## Exercise directions
Without the pictures, copy all the entries below exactly.

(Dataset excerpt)
—————
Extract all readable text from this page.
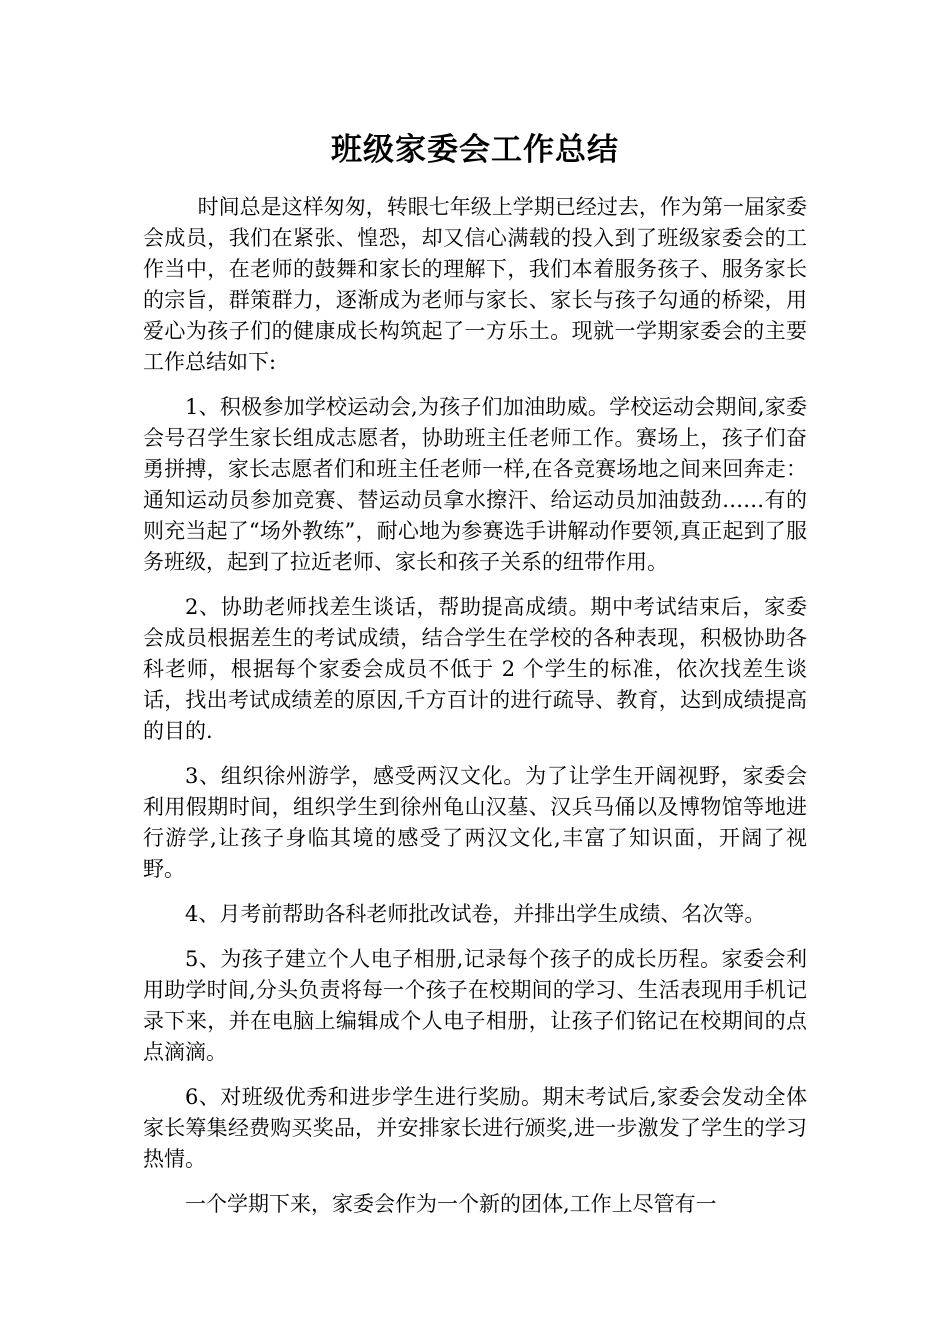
班级家委会工作总结

时间总是这样匆匆，转眼七年级上学期已经过去，作为第一届家委会成员，我们在紧张、惶恐，却又信心满载的投入到了班级家委会的工作当中，在老师的鼓舞和家长的理解下，我们本着服务孩子、服务家长的宗旨，群策群力，逐渐成为老师与家长、家长与孩子勾通的桥梁，用爱心为孩子们的健康成长构筑起了一方乐土。现就一学期家委会的主要工作总结如下:

1、积极参加学校运动会,为孩子们加油助威。学校运动会期间,家委会号召学生家长组成志愿者，协助班主任老师工作。赛场上，孩子们奋勇拼搏，家长志愿者们和班主任老师一样,在各竞赛场地之间来回奔走：通知运动员参加竞赛、替运动员拿水擦汗、给运动员加油鼓劲……有的则充当起了“场外教练”，耐心地为参赛选手讲解动作要领,真正起到了服务班级，起到了拉近老师、家长和孩子关系的纽带作用。

2、协助老师找差生谈话，帮助提高成绩。期中考试结束后，家委会成员根据差生的考试成绩，结合学生在学校的各种表现，积极协助各科老师，根据每个家委会成员不低于 2 个学生的标准，依次找差生谈话，找出考试成绩差的原因,千方百计的进行疏导、教育，达到成绩提高的目的.

3、组织徐州游学，感受两汉文化。为了让学生开阔视野，家委会利用假期时间，组织学生到徐州龟山汉墓、汉兵马俑以及博物馆等地进行游学,让孩子身临其境的感受了两汉文化,丰富了知识面，开阔了视野。

4、月考前帮助各科老师批改试卷，并排出学生成绩、名次等。

5、为孩子建立个人电子相册,记录每个孩子的成长历程。家委会利用助学时间,分头负责将每一个孩子在校期间的学习、生活表现用手机记录下来，并在电脑上编辑成个人电子相册，让孩子们铭记在校期间的点点滴滴。

6、对班级优秀和进步学生进行奖励。期末考试后,家委会发动全体家长筹集经费购买奖品，并安排家长进行颁奖,进一步激发了学生的学习热情。

一个学期下来，家委会作为一个新的团体,工作上尽管有一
—————
## Answer
Extract all readable text from this page.
班级家委会工作总结

时间总是这样匆匆，转眼七年级上学期已经过去，作为第一届家委会成员，我们在紧张、惶恐，却又信心满载的投入到了班级家委会的工作当中，在老师的鼓舞和家长的理解下，我们本着服务孩子、服务家长的宗旨，群策群力，逐渐成为老师与家长、家长与孩子勾通的桥梁，用爱心为孩子们的健康成长构筑起了一方乐土。现就一学期家委会的主要工作总结如下:

1、积极参加学校运动会,为孩子们加油助威。学校运动会期间,家委会号召学生家长组成志愿者，协助班主任老师工作。赛场上，孩子们奋勇拼搏，家长志愿者们和班主任老师一样,在各竞赛场地之间来回奔走：通知运动员参加竞赛、替运动员拿水擦汗、给运动员加油鼓劲……有的则充当起了“场外教练”，耐心地为参赛选手讲解动作要领,真正起到了服务班级，起到了拉近老师、家长和孩子关系的纽带作用。

2、协助老师找差生谈话，帮助提高成绩。期中考试结束后，家委会成员根据差生的考试成绩，结合学生在学校的各种表现，积极协助各科老师，根据每个家委会成员不低于 2 个学生的标准，依次找差生谈话，找出考试成绩差的原因,千方百计的进行疏导、教育，达到成绩提高的目的.

3、组织徐州游学，感受两汉文化。为了让学生开阔视野，家委会利用假期时间，组织学生到徐州龟山汉墓、汉兵马俑以及博物馆等地进行游学,让孩子身临其境的感受了两汉文化,丰富了知识面，开阔了视野。

4、月考前帮助各科老师批改试卷，并排出学生成绩、名次等。

5、为孩子建立个人电子相册,记录每个孩子的成长历程。家委会利用助学时间,分头负责将每一个孩子在校期间的学习、生活表现用手机记录下来，并在电脑上编辑成个人电子相册，让孩子们铭记在校期间的点点滴滴。

6、对班级优秀和进步学生进行奖励。期末考试后,家委会发动全体家长筹集经费购买奖品，并安排家长进行颁奖,进一步激发了学生的学习热情。

一个学期下来，家委会作为一个新的团体,工作上尽管有一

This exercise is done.